[begin WORKING DATA]

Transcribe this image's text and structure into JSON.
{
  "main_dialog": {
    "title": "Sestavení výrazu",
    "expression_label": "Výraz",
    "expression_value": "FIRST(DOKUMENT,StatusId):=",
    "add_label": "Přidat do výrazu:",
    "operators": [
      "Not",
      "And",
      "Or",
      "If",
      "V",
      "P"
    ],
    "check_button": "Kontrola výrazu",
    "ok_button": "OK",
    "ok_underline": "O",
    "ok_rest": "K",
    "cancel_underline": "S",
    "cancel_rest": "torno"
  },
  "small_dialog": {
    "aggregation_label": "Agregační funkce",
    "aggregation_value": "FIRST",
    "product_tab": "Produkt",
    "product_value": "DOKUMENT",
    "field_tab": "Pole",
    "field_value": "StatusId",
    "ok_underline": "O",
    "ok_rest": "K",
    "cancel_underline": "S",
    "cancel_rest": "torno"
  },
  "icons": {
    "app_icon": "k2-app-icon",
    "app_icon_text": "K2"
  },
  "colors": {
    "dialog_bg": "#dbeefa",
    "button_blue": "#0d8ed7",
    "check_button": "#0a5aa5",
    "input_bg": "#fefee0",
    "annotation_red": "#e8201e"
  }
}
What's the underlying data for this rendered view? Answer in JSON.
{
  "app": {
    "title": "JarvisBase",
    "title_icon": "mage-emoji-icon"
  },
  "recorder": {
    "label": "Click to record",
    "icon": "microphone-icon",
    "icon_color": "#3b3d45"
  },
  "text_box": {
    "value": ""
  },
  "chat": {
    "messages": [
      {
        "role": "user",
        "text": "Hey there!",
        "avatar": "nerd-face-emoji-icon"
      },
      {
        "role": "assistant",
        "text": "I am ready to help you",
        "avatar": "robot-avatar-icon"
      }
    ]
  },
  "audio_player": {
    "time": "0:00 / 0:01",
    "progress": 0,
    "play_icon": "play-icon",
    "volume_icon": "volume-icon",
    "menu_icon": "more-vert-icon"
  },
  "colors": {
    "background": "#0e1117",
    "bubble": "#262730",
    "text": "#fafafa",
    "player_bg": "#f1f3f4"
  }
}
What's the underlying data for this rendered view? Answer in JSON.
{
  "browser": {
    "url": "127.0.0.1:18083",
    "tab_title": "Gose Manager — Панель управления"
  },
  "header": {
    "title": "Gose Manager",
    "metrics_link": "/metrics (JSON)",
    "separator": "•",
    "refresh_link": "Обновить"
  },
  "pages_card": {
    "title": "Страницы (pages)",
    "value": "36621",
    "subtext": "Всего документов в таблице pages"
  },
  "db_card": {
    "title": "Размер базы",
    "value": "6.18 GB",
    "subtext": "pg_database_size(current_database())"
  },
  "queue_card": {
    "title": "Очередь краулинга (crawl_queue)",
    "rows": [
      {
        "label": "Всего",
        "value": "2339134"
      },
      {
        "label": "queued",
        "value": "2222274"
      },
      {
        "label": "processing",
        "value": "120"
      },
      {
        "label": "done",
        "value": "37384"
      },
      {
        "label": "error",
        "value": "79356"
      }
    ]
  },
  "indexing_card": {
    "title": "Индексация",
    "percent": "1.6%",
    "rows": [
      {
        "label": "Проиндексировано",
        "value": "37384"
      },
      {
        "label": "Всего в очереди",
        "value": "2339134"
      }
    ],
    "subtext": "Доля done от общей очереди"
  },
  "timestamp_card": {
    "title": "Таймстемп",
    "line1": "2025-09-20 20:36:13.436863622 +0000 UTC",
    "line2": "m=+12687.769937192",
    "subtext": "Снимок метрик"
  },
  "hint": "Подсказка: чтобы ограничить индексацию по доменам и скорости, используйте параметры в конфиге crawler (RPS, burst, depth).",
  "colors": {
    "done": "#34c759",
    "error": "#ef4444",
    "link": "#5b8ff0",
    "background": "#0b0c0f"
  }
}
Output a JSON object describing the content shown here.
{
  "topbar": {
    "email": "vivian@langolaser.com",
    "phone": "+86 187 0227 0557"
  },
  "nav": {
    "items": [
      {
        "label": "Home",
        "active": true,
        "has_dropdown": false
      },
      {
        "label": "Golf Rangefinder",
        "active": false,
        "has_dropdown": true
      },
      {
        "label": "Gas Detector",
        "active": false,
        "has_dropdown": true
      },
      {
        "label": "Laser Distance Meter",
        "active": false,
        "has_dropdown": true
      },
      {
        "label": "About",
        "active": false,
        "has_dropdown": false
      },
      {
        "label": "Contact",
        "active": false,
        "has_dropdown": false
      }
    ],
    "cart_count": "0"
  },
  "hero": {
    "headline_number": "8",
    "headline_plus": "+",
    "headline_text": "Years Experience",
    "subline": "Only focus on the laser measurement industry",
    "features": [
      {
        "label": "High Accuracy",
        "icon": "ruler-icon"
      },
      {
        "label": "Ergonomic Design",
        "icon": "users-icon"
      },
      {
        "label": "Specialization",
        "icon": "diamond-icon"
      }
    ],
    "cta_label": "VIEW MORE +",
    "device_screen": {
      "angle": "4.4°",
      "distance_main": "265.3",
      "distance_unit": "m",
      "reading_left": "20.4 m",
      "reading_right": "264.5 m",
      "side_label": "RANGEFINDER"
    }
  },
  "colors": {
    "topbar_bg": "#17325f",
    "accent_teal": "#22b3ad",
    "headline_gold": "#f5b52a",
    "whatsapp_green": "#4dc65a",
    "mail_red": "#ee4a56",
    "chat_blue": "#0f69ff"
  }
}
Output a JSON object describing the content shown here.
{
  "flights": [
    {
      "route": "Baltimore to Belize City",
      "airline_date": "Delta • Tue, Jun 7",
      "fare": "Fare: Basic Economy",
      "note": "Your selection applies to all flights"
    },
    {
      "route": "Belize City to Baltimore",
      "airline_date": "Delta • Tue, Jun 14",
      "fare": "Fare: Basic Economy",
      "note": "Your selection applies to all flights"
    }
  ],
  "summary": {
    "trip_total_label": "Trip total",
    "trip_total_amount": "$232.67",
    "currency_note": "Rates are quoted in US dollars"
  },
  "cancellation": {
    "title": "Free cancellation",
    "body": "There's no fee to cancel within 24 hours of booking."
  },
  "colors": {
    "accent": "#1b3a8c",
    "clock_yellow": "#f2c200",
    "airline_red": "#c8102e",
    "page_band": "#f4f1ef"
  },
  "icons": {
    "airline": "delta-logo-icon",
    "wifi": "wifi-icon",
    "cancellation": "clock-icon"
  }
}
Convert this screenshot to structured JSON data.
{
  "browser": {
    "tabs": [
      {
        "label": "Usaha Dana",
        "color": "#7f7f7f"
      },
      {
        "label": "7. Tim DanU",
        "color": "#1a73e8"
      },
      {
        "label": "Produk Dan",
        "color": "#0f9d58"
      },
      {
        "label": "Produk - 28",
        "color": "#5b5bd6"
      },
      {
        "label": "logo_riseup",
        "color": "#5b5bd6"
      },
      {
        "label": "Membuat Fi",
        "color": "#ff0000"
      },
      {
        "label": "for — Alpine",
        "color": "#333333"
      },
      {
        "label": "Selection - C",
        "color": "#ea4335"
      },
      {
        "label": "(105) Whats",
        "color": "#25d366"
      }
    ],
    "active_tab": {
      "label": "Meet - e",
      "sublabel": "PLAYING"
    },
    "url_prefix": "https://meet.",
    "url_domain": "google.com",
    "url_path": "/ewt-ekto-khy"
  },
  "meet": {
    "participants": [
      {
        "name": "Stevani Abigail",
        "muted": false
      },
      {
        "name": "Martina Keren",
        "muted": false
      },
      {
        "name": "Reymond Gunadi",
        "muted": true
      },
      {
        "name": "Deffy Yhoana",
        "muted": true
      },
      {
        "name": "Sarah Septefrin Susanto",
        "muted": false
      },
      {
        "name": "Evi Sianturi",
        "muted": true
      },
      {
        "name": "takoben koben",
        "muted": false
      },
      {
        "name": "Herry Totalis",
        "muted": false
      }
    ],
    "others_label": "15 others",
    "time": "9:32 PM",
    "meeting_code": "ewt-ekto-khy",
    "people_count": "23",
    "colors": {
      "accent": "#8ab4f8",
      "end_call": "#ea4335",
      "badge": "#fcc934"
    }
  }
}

[end WORKING DATA]

Go through the records. Copy each line where "DOKUMENT" appears.

OUTPUT FOR THIS TASK:
    "expression_value": "FIRST(DOKUMENT,StatusId):=",
    "product_value": "DOKUMENT",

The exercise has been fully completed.